→ BRIEF
Search the records for "wird" and copy each line that holds it.
>> start DATA IN THIS EXERCISE
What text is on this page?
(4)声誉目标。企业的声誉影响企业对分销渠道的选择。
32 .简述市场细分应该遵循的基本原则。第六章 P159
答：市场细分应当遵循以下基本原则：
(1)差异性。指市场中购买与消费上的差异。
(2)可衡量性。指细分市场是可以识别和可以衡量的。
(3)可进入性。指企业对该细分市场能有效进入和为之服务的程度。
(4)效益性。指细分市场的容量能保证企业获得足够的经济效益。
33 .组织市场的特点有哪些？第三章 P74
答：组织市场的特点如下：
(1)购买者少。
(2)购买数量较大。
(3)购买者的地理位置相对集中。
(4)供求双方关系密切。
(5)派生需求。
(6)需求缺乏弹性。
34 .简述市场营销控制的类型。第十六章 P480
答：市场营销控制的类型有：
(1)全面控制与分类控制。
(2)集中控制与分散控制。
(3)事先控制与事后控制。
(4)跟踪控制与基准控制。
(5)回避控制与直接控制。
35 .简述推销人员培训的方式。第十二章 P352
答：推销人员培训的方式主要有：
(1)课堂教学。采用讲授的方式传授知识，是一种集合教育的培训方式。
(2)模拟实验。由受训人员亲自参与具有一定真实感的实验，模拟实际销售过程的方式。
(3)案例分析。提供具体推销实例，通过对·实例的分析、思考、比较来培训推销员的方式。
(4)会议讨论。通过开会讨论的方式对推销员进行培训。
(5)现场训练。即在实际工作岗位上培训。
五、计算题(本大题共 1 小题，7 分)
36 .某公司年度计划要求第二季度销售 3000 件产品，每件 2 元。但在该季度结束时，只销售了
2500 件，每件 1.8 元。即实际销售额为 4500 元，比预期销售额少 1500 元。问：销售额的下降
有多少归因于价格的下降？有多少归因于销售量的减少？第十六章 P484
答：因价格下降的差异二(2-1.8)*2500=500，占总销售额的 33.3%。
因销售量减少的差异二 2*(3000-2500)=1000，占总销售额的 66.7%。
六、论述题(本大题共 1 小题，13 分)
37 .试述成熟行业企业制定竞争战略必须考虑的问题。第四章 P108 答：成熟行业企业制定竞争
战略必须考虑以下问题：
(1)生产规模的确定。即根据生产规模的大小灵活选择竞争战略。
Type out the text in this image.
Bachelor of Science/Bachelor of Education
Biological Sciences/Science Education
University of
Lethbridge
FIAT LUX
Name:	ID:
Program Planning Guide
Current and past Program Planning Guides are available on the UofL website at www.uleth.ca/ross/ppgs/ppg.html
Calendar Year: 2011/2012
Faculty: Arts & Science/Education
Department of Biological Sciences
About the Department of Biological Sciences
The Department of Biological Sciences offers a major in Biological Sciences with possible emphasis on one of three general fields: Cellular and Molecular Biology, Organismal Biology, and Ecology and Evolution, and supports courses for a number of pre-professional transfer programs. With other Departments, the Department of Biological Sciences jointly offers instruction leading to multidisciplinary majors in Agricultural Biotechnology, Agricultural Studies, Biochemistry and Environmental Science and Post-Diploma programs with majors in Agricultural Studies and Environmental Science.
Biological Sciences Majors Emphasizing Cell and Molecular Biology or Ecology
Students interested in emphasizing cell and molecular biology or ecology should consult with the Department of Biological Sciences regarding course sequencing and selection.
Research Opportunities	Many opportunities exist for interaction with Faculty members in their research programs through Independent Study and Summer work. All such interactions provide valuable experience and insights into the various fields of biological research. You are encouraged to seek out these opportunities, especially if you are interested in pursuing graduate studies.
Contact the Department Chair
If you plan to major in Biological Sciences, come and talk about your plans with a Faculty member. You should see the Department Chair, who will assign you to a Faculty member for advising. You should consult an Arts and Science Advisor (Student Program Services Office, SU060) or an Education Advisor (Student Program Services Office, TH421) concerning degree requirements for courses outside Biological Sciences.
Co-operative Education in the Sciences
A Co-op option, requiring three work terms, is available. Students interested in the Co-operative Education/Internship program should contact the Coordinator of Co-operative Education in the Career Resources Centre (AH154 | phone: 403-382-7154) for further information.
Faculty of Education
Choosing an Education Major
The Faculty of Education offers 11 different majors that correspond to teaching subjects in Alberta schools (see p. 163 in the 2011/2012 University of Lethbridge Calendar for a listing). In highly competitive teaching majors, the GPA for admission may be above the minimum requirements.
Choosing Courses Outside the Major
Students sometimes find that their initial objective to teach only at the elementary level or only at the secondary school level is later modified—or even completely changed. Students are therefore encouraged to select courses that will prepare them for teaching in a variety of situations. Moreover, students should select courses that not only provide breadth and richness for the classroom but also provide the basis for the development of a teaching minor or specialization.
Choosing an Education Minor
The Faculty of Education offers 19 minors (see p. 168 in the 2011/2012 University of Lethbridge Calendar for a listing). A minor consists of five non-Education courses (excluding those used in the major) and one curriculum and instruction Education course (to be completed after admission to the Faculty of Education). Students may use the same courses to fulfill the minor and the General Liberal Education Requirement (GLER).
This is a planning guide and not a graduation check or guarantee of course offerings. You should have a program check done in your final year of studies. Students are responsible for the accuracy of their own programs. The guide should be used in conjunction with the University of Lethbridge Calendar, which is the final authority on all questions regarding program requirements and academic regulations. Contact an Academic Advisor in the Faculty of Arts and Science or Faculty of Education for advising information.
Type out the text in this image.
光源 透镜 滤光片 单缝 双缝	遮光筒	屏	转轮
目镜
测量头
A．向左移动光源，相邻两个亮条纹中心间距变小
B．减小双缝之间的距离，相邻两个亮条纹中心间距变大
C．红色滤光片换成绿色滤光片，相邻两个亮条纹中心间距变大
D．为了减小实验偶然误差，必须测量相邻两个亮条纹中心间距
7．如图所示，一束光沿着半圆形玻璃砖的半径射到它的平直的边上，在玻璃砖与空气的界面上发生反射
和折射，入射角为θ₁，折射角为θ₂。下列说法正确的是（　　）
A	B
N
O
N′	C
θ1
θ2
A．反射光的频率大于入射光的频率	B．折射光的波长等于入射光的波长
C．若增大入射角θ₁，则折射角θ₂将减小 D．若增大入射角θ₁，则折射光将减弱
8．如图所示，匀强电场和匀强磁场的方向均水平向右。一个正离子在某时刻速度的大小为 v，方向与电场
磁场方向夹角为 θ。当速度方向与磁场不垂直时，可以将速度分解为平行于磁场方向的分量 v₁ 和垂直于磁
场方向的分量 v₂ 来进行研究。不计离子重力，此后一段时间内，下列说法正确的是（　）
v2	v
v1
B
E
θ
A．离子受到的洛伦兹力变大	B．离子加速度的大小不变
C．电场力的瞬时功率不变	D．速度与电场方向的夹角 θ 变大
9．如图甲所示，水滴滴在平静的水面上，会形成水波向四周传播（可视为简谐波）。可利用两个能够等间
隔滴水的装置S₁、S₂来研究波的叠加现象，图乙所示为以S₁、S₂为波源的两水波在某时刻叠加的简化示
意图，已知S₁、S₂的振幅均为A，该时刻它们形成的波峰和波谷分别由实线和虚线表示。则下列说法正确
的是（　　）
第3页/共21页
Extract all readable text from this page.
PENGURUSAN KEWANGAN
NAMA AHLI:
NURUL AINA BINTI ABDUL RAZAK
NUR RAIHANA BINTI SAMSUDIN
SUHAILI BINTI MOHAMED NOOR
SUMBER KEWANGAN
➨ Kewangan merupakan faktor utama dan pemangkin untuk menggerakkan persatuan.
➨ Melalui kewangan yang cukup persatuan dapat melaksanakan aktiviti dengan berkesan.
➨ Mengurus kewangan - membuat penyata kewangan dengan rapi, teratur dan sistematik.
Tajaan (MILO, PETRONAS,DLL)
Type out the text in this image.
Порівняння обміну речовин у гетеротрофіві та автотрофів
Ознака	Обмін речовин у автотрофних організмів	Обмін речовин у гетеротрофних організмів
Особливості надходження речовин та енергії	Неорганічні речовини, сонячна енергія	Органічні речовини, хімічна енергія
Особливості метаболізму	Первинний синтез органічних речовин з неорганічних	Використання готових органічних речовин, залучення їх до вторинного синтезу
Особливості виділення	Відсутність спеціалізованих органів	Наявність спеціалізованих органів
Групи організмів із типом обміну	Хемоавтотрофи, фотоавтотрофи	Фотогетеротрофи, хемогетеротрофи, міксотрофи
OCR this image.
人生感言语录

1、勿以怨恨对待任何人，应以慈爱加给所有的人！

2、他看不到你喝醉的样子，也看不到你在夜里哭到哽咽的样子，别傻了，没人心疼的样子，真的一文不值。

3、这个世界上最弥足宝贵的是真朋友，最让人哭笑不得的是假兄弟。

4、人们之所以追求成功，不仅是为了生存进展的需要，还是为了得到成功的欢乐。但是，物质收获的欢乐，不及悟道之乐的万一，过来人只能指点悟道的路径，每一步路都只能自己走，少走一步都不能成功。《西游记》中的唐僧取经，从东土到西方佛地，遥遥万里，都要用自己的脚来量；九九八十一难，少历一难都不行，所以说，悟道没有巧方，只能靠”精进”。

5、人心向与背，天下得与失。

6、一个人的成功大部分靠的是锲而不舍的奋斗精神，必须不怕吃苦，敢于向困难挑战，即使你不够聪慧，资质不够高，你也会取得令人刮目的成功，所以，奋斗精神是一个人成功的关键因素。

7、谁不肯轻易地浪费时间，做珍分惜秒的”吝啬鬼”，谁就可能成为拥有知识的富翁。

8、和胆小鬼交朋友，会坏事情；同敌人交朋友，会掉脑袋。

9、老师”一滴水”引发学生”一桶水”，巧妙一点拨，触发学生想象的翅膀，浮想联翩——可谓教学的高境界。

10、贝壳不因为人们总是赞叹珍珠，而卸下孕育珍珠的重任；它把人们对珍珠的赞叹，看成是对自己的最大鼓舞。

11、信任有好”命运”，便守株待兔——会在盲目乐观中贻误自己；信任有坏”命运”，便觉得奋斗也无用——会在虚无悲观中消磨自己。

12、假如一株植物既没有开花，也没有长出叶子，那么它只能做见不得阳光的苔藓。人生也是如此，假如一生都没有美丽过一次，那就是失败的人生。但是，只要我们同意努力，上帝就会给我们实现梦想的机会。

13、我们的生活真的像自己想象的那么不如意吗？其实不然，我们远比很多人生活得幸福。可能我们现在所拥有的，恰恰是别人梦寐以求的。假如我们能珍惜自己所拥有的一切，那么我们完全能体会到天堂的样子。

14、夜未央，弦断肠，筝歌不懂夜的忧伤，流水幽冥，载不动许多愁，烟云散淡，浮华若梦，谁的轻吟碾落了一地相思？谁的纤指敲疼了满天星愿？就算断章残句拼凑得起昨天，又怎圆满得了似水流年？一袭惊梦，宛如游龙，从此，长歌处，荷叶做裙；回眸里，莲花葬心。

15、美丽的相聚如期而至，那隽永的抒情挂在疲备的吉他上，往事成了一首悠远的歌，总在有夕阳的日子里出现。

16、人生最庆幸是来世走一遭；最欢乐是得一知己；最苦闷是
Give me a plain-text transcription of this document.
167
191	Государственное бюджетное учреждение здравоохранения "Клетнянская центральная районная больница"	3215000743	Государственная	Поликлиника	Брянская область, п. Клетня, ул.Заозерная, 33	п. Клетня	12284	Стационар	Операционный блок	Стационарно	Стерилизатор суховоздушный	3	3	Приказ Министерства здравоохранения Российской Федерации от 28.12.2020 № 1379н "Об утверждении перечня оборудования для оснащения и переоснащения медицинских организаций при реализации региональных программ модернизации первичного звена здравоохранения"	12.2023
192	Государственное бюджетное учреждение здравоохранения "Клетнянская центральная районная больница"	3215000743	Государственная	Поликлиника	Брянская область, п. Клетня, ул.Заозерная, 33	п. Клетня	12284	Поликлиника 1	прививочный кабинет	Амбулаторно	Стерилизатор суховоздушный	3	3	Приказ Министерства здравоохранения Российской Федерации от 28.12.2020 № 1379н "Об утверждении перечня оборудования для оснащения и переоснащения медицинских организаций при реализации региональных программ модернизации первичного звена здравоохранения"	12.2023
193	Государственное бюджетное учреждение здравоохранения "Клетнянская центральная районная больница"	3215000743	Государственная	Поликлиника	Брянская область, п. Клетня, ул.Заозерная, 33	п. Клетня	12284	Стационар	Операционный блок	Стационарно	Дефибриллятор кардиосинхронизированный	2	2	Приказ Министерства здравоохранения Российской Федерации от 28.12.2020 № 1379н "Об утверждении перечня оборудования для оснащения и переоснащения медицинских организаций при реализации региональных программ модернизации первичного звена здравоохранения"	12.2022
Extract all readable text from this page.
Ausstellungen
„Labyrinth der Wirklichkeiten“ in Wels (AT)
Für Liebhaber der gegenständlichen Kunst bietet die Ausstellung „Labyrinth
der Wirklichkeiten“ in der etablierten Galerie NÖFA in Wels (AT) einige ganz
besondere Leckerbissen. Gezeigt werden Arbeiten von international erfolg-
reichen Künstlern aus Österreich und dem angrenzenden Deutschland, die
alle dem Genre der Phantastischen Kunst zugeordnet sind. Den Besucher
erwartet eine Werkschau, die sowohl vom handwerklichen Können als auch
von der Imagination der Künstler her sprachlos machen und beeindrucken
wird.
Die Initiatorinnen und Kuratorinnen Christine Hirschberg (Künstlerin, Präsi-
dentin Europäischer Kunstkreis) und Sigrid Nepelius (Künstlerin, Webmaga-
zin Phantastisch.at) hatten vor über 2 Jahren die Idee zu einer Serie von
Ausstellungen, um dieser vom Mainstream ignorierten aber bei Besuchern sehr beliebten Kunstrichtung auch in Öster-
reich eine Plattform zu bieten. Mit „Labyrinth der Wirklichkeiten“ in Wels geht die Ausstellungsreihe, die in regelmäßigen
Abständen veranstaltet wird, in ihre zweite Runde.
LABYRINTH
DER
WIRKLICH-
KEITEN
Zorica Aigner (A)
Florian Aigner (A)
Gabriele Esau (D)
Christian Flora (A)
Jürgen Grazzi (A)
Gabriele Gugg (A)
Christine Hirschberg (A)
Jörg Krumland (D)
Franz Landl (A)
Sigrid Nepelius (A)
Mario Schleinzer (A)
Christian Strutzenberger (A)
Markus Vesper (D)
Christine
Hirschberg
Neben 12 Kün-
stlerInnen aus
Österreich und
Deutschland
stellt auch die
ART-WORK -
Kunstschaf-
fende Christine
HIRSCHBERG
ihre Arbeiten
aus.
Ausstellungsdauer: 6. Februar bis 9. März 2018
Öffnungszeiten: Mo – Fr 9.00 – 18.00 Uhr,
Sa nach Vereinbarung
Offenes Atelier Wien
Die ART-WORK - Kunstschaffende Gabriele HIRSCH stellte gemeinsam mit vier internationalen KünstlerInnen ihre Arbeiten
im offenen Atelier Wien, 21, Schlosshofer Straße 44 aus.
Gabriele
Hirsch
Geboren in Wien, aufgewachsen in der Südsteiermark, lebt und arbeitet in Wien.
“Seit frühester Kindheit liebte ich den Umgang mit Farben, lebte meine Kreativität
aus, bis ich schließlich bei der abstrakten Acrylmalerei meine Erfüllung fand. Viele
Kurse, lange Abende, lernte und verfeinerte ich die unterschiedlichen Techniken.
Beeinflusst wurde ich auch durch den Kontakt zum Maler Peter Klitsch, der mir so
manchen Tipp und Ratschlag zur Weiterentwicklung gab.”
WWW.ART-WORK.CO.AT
>> end DATA IN THIS EXERCISE
→ RESPONSE TO THIS TASK
wird.
Abständen veranstaltet wird, in ihre zweite Runde.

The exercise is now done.